» **DIRECTIONS**: Copy each line of the data below exactly, leaving out pictures.

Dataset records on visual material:

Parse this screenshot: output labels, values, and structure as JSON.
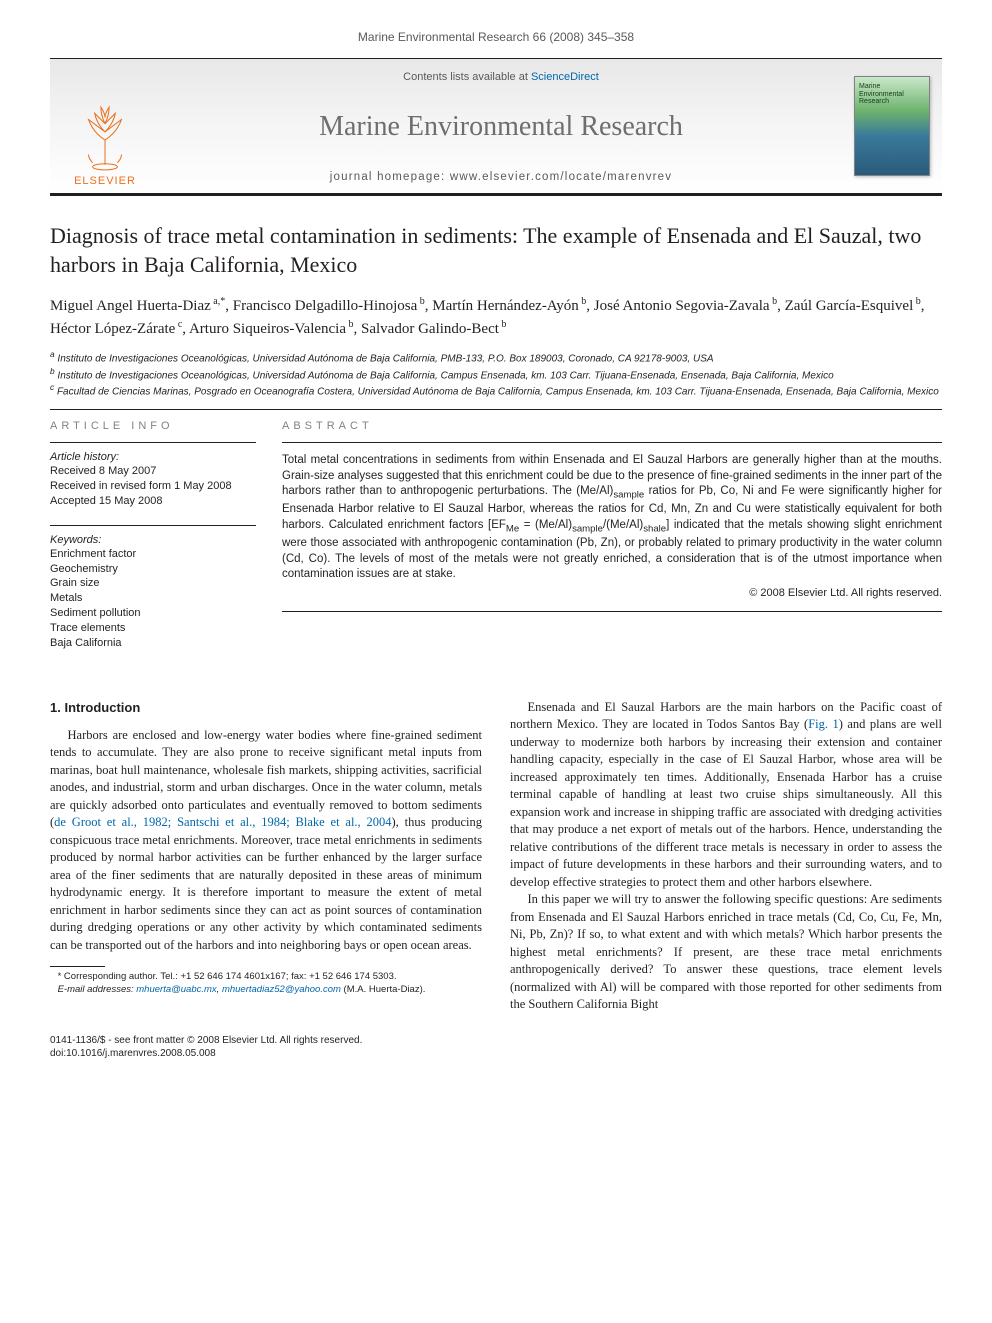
{
  "runningHead": "Marine Environmental Research 66 (2008) 345–358",
  "masthead": {
    "publisher": "ELSEVIER",
    "contentsLine_pre": "Contents lists available at ",
    "contentsLine_link": "ScienceDirect",
    "journalTitle": "Marine Environmental Research",
    "homepage_pre": "journal homepage: ",
    "homepage_url": "www.elsevier.com/locate/marenvrev",
    "coverText": "Marine Environmental Research"
  },
  "article": {
    "title": "Diagnosis of trace metal contamination in sediments: The example of Ensenada and El Sauzal, two harbors in Baja California, Mexico",
    "authorsHtml": "Miguel Angel Huerta-Diaz<sup> a,*</sup>, Francisco Delgadillo-Hinojosa<sup> b</sup>, Martín Hernández-Ayón<sup> b</sup>, José Antonio Segovia-Zavala<sup> b</sup>, Zaúl García-Esquivel<sup> b</sup>, Héctor López-Zárate<sup> c</sup>, Arturo Siqueiros-Valencia<sup> b</sup>, Salvador Galindo-Bect<sup> b</sup>",
    "affiliations": [
      "<sup>a</sup> Instituto de Investigaciones Oceanológicas, Universidad Autónoma de Baja California, PMB-133, P.O. Box 189003, Coronado, CA 92178-9003, USA",
      "<sup>b</sup> Instituto de Investigaciones Oceanológicas, Universidad Autónoma de Baja California, Campus Ensenada, km. 103 Carr. Tijuana-Ensenada, Ensenada, Baja California, Mexico",
      "<sup>c</sup> Facultad de Ciencias Marinas, Posgrado en Oceanografía Costera, Universidad Autónoma de Baja California, Campus Ensenada, km. 103 Carr. Tijuana-Ensenada, Ensenada, Baja California, Mexico"
    ]
  },
  "info": {
    "label": "article info",
    "historyHead": "Article history:",
    "history": [
      "Received 8 May 2007",
      "Received in revised form 1 May 2008",
      "Accepted 15 May 2008"
    ],
    "keywordsHead": "Keywords:",
    "keywords": [
      "Enrichment factor",
      "Geochemistry",
      "Grain size",
      "Metals",
      "Sediment pollution",
      "Trace elements",
      "Baja California"
    ]
  },
  "abstract": {
    "label": "abstract",
    "textHtml": "Total metal concentrations in sediments from within Ensenada and El Sauzal Harbors are generally higher than at the mouths. Grain-size analyses suggested that this enrichment could be due to the presence of fine-grained sediments in the inner part of the harbors rather than to anthropogenic perturbations. The (Me/Al)<sub>sample</sub> ratios for Pb, Co, Ni and Fe were significantly higher for Ensenada Harbor relative to El Sauzal Harbor, whereas the ratios for Cd, Mn, Zn and Cu were statistically equivalent for both harbors. Calculated enrichment factors [EF<sub>Me</sub> = (Me/Al)<sub>sample</sub>/(Me/Al)<sub>shale</sub>] indicated that the metals showing slight enrichment were those associated with anthropogenic contamination (Pb, Zn), or probably related to primary productivity in the water column (Cd, Co). The levels of most of the metals were not greatly enriched, a consideration that is of the utmost importance when contamination issues are at stake.",
    "copyright": "© 2008 Elsevier Ltd. All rights reserved."
  },
  "body": {
    "heading1": "1. Introduction",
    "p1": "Harbors are enclosed and low-energy water bodies where fine-grained sediment tends to accumulate. They are also prone to receive significant metal inputs from marinas, boat hull maintenance, wholesale fish markets, shipping activities, sacrificial anodes, and industrial, storm and urban discharges. Once in the water column, metals are quickly adsorbed onto particulates and eventually removed to bottom sediments (<span class=\"link\">de Groot et al., 1982; Santschi et al., 1984; Blake et al., 2004</span>), thus producing conspicuous trace metal enrichments. Moreover, trace metal enrichments in sediments produced by normal harbor activities can be further enhanced by the larger surface area of the finer sediments that are naturally deposited in these areas of minimum hydrodynamic energy. It is therefore important to measure the extent of metal enrichment in harbor sediments since they can act as point sources of contamination during dredging operations or any other activity by which contaminated sediments can be transported out of the harbors and into neighboring bays or open ocean areas.",
    "p2": "Ensenada and El Sauzal Harbors are the main harbors on the Pacific coast of northern Mexico. They are located in Todos Santos Bay (<span class=\"link\">Fig. 1</span>) and plans are well underway to modernize both harbors by increasing their extension and container handling capacity, especially in the case of El Sauzal Harbor, whose area will be increased approximately ten times. Additionally, Ensenada Harbor has a cruise terminal capable of handling at least two cruise ships simultaneously. All this expansion work and increase in shipping traffic are associated with dredging activities that may produce a net export of metals out of the harbors. Hence, understanding the relative contributions of the different trace metals is necessary in order to assess the impact of future developments in these harbors and their surrounding waters, and to develop effective strategies to protect them and other harbors elsewhere.",
    "p3": "In this paper we will try to answer the following specific questions: Are sediments from Ensenada and El Sauzal Harbors enriched in trace metals (Cd, Co, Cu, Fe, Mn, Ni, Pb, Zn)? If so, to what extent and with which metals? Which harbor presents the highest metal enrichments? If present, are these trace metal enrichments anthropogenically derived? To answer these questions, trace element levels (normalized with Al) will be compared with those reported for other sediments from the Southern California Bight"
  },
  "footnote": {
    "corresponding": "* Corresponding author. Tel.: +1 52 646 174 4601x167; fax: +1 52 646 174 5303.",
    "emails_pre": "E-mail addresses: ",
    "email1": "mhuerta@uabc.mx",
    "emails_mid": ", ",
    "email2": "mhuertadiaz52@yahoo.com",
    "emails_post": " (M.A. Huerta-Diaz)."
  },
  "bottom": {
    "line1": "0141-1136/$ - see front matter © 2008 Elsevier Ltd. All rights reserved.",
    "line2": "doi:10.1016/j.marenvres.2008.05.008"
  },
  "colors": {
    "text": "#231f20",
    "muted": "#58595b",
    "grayTitle": "#6d6e71",
    "orange": "#e9711c",
    "link": "#0066aa"
  },
  "fonts": {
    "serif": "Georgia, serif",
    "sans": "Arial, sans-serif",
    "title_size_pt": 22,
    "journal_size_pt": 28,
    "body_size_pt": 12.5,
    "abstract_size_pt": 11.5,
    "info_size_pt": 11,
    "affil_size_pt": 10
  }
}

» **RESPONSE FOR THIS EXERCISE**:
Parse this screenshot: output labels, values, and structure as JSON.
{
  "runningHead": "Marine Environmental Research 66 (2008) 345–358",
  "masthead": {
    "publisher": "ELSEVIER",
    "contentsLine_pre": "Contents lists available at ",
    "contentsLine_link": "ScienceDirect",
    "journalTitle": "Marine Environmental Research",
    "homepage_pre": "journal homepage: ",
    "homepage_url": "www.elsevier.com/locate/marenvrev",
    "coverText": "Marine Environmental Research"
  },
  "article": {
    "title": "Diagnosis of trace metal contamination in sediments: The example of Ensenada and El Sauzal, two harbors in Baja California, Mexico",
    "authorsHtml": "Miguel Angel Huerta-Diaz<sup> a,*</sup>, Francisco Delgadillo-Hinojosa<sup> b</sup>, Martín Hernández-Ayón<sup> b</sup>, José Antonio Segovia-Zavala<sup> b</sup>, Zaúl García-Esquivel<sup> b</sup>, Héctor López-Zárate<sup> c</sup>, Arturo Siqueiros-Valencia<sup> b</sup>, Salvador Galindo-Bect<sup> b</sup>",
    "affiliations": [
      "<sup>a</sup> Instituto de Investigaciones Oceanológicas, Universidad Autónoma de Baja California, PMB-133, P.O. Box 189003, Coronado, CA 92178-9003, USA",
      "<sup>b</sup> Instituto de Investigaciones Oceanológicas, Universidad Autónoma de Baja California, Campus Ensenada, km. 103 Carr. Tijuana-Ensenada, Ensenada, Baja California, Mexico",
      "<sup>c</sup> Facultad de Ciencias Marinas, Posgrado en Oceanografía Costera, Universidad Autónoma de Baja California, Campus Ensenada, km. 103 Carr. Tijuana-Ensenada, Ensenada, Baja California, Mexico"
    ]
  },
  "info": {
    "label": "article info",
    "historyHead": "Article history:",
    "history": [
      "Received 8 May 2007",
      "Received in revised form 1 May 2008",
      "Accepted 15 May 2008"
    ],
    "keywordsHead": "Keywords:",
    "keywords": [
      "Enrichment factor",
      "Geochemistry",
      "Grain size",
      "Metals",
      "Sediment pollution",
      "Trace elements",
      "Baja California"
    ]
  },
  "abstract": {
    "label": "abstract",
    "textHtml": "Total metal concentrations in sediments from within Ensenada and El Sauzal Harbors are generally higher than at the mouths. Grain-size analyses suggested that this enrichment could be due to the presence of fine-grained sediments in the inner part of the harbors rather than to anthropogenic perturbations. The (Me/Al)<sub>sample</sub> ratios for Pb, Co, Ni and Fe were significantly higher for Ensenada Harbor relative to El Sauzal Harbor, whereas the ratios for Cd, Mn, Zn and Cu were statistically equivalent for both harbors. Calculated enrichment factors [EF<sub>Me</sub> = (Me/Al)<sub>sample</sub>/(Me/Al)<sub>shale</sub>] indicated that the metals showing slight enrichment were those associated with anthropogenic contamination (Pb, Zn), or probably related to primary productivity in the water column (Cd, Co). The levels of most of the metals were not greatly enriched, a consideration that is of the utmost importance when contamination issues are at stake.",
    "copyright": "© 2008 Elsevier Ltd. All rights reserved."
  },
  "body": {
    "heading1": "1. Introduction",
    "p1": "Harbors are enclosed and low-energy water bodies where fine-grained sediment tends to accumulate. They are also prone to receive significant metal inputs from marinas, boat hull maintenance, wholesale fish markets, shipping activities, sacrificial anodes, and industrial, storm and urban discharges. Once in the water column, metals are quickly adsorbed onto particulates and eventually removed to bottom sediments (<span class=\"link\">de Groot et al., 1982; Santschi et al., 1984; Blake et al., 2004</span>), thus producing conspicuous trace metal enrichments. Moreover, trace metal enrichments in sediments produced by normal harbor activities can be further enhanced by the larger surface area of the finer sediments that are naturally deposited in these areas of minimum hydrodynamic energy. It is therefore important to measure the extent of metal enrichment in harbor sediments since they can act as point sources of contamination during dredging operations or any other activity by which contaminated sediments can be transported out of the harbors and into neighboring bays or open ocean areas.",
    "p2": "Ensenada and El Sauzal Harbors are the main harbors on the Pacific coast of northern Mexico. They are located in Todos Santos Bay (<span class=\"link\">Fig. 1</span>) and plans are well underway to modernize both harbors by increasing their extension and container handling capacity, especially in the case of El Sauzal Harbor, whose area will be increased approximately ten times. Additionally, Ensenada Harbor has a cruise terminal capable of handling at least two cruise ships simultaneously. All this expansion work and increase in shipping traffic are associated with dredging activities that may produce a net export of metals out of the harbors. Hence, understanding the relative contributions of the different trace metals is necessary in order to assess the impact of future developments in these harbors and their surrounding waters, and to develop effective strategies to protect them and other harbors elsewhere.",
    "p3": "In this paper we will try to answer the following specific questions: Are sediments from Ensenada and El Sauzal Harbors enriched in trace metals (Cd, Co, Cu, Fe, Mn, Ni, Pb, Zn)? If so, to what extent and with which metals? Which harbor presents the highest metal enrichments? If present, are these trace metal enrichments anthropogenically derived? To answer these questions, trace element levels (normalized with Al) will be compared with those reported for other sediments from the Southern California Bight"
  },
  "footnote": {
    "corresponding": "* Corresponding author. Tel.: +1 52 646 174 4601x167; fax: +1 52 646 174 5303.",
    "emails_pre": "E-mail addresses: ",
    "email1": "mhuerta@uabc.mx",
    "emails_mid": ", ",
    "email2": "mhuertadiaz52@yahoo.com",
    "emails_post": " (M.A. Huerta-Diaz)."
  },
  "bottom": {
    "line1": "0141-1136/$ - see front matter © 2008 Elsevier Ltd. All rights reserved.",
    "line2": "doi:10.1016/j.marenvres.2008.05.008"
  },
  "colors": {
    "text": "#231f20",
    "muted": "#58595b",
    "grayTitle": "#6d6e71",
    "orange": "#e9711c",
    "link": "#0066aa"
  },
  "fonts": {
    "serif": "Georgia, serif",
    "sans": "Arial, sans-serif",
    "title_size_pt": 22,
    "journal_size_pt": 28,
    "body_size_pt": 12.5,
    "abstract_size_pt": 11.5,
    "info_size_pt": 11,
    "affil_size_pt": 10
  }
}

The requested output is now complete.